→ STATED GOAL: Reproduce the data with "bboxes" swapped for "bounding boxes" and everything else unchanged, and leave the pictures out of your answer.

☆ ☆ ☆

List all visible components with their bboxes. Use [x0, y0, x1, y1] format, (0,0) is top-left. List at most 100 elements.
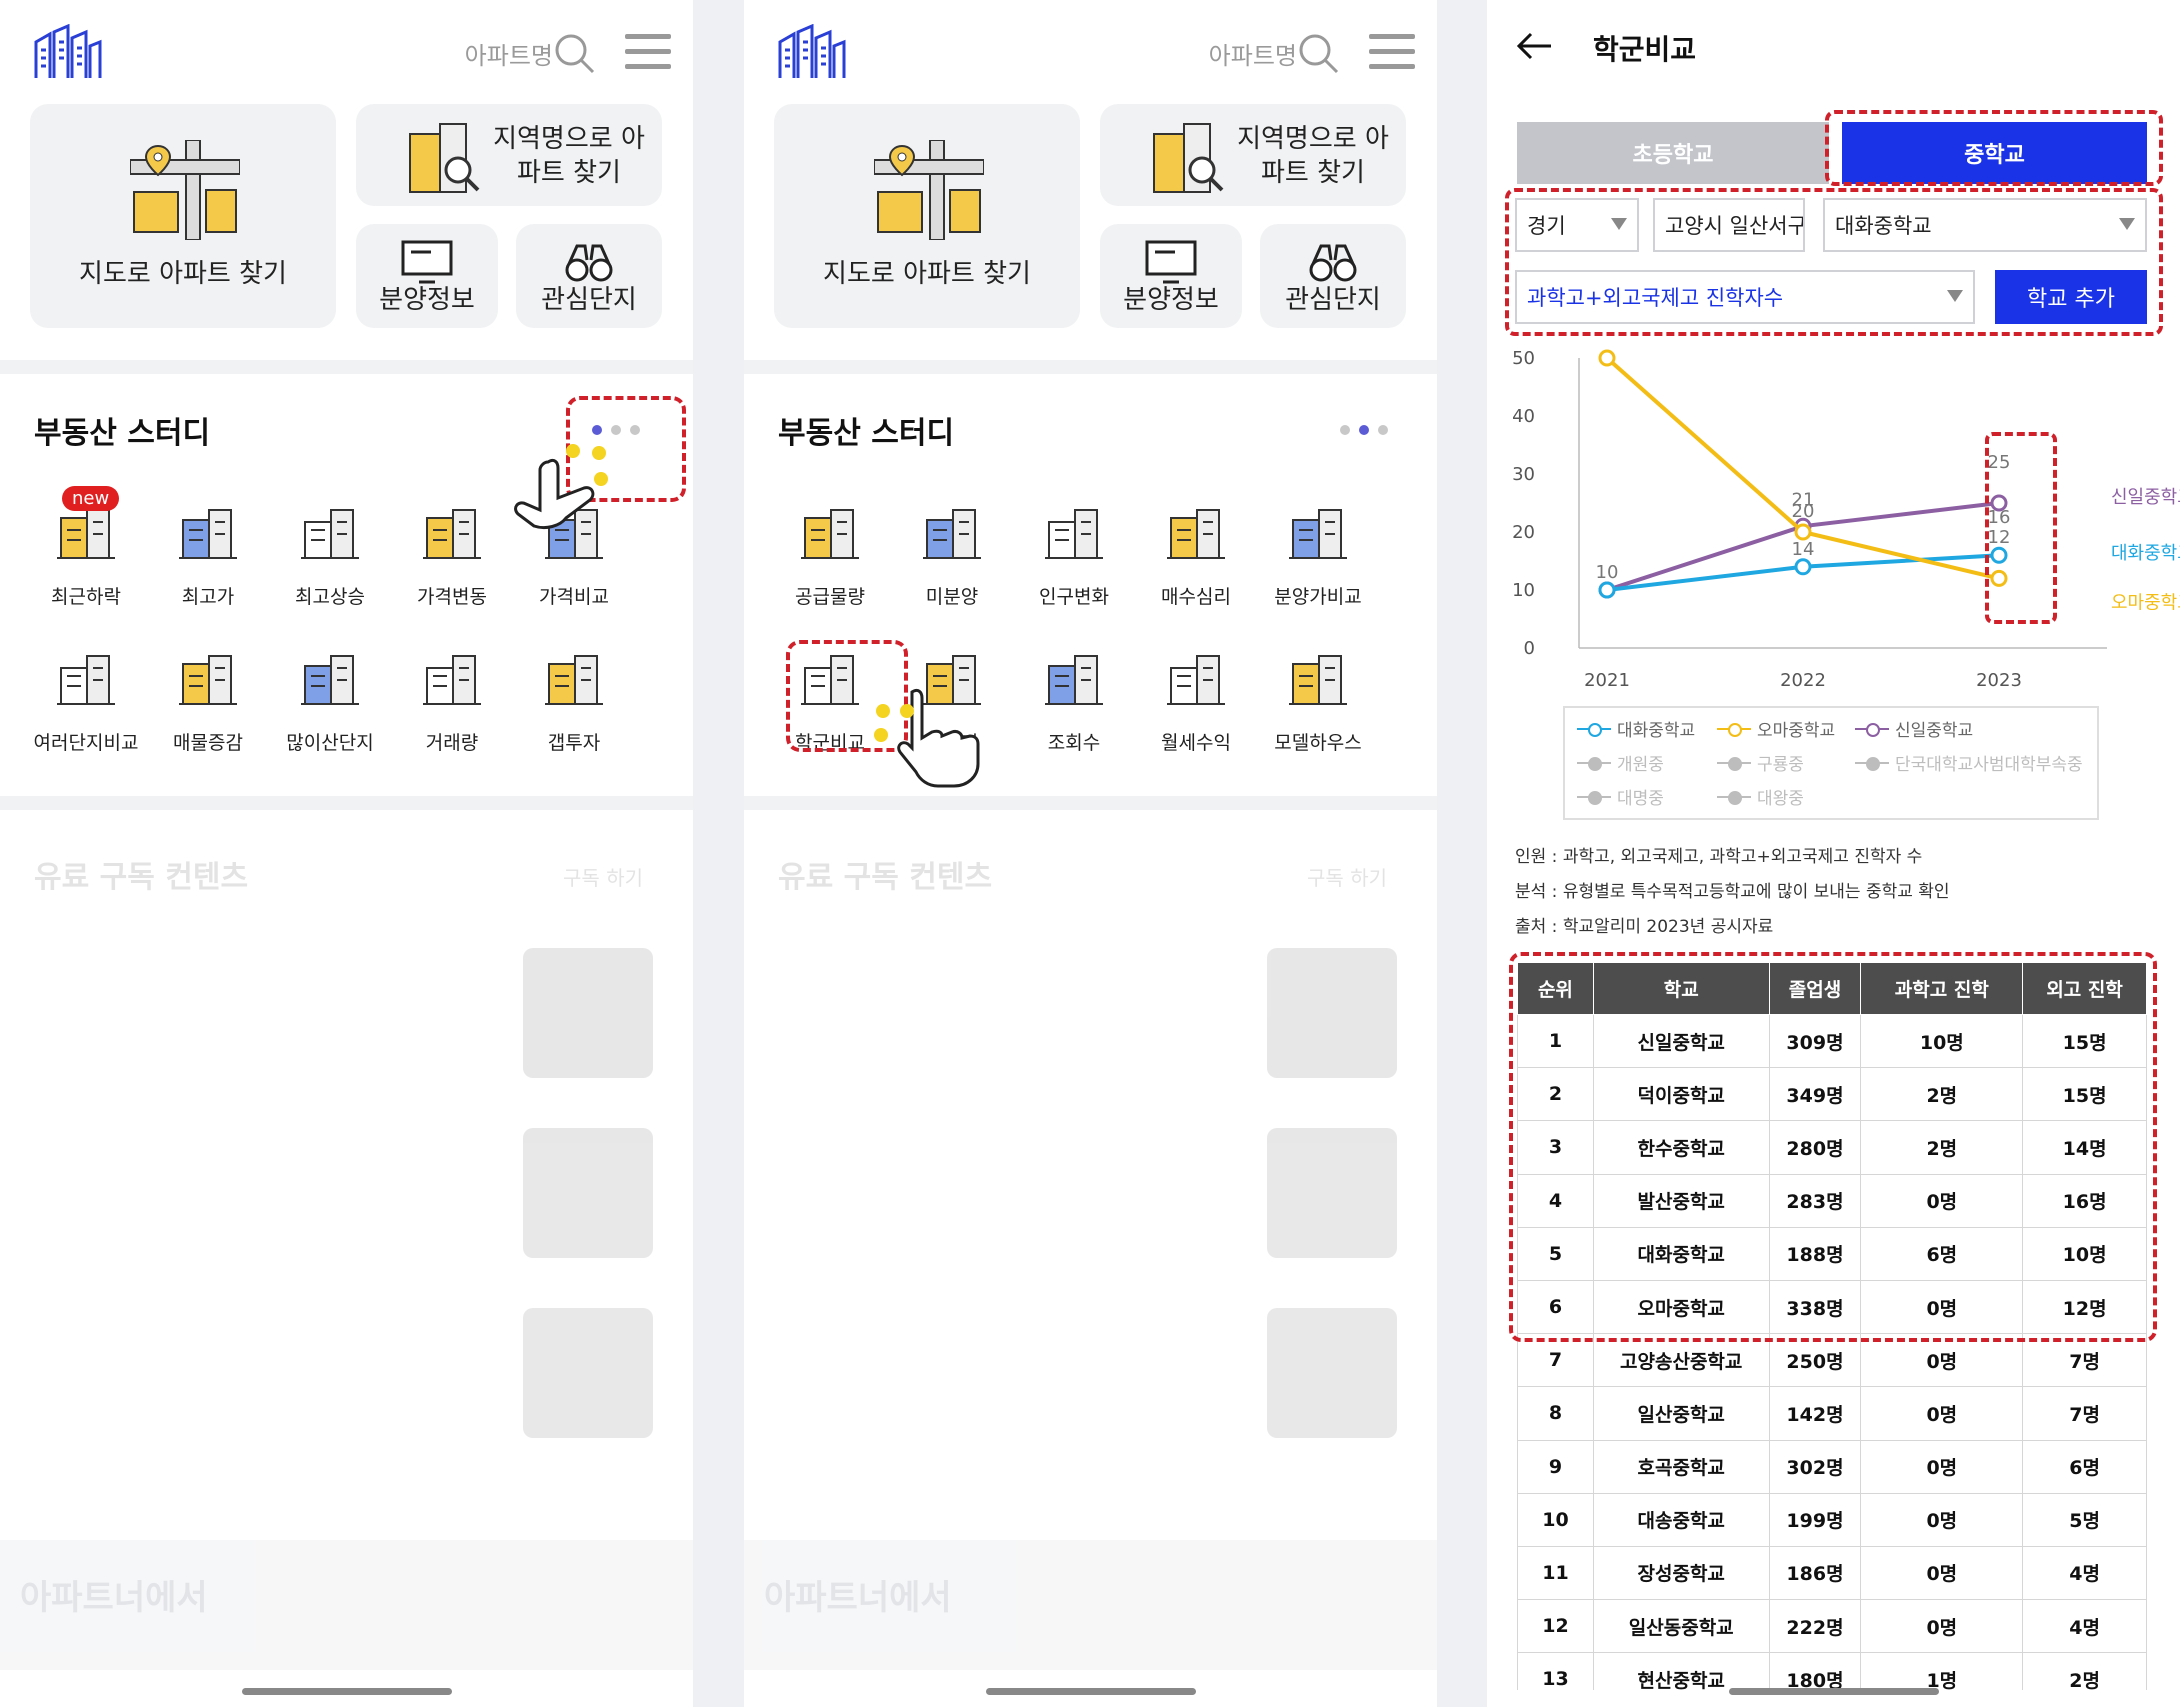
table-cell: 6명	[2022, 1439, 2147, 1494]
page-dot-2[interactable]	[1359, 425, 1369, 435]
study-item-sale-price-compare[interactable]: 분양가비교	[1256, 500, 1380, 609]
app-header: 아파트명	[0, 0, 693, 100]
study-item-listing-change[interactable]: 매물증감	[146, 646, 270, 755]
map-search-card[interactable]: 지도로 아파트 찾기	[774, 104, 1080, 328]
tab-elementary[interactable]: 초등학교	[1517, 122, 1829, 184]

☆ ☆ ☆

→ COMPLETED EXERCISE:
List all visible components with their bounding boxes. Use [x0, y0, x1, y1] format, (0,0) is top-left. List at most 100 elements.
table-cell: 6명	[2022, 1439, 2147, 1494]
page-dot-2[interactable]	[1359, 425, 1369, 435]
study-item-sale-price-compare[interactable]: 분양가비교	[1256, 500, 1380, 609]
app-header: 아파트명	[0, 0, 693, 100]
study-item-listing-change[interactable]: 매물증감	[146, 646, 270, 755]
map-search-card[interactable]: 지도로 아파트 찾기	[774, 104, 1080, 328]
tab-elementary[interactable]: 초등학교	[1517, 122, 1829, 184]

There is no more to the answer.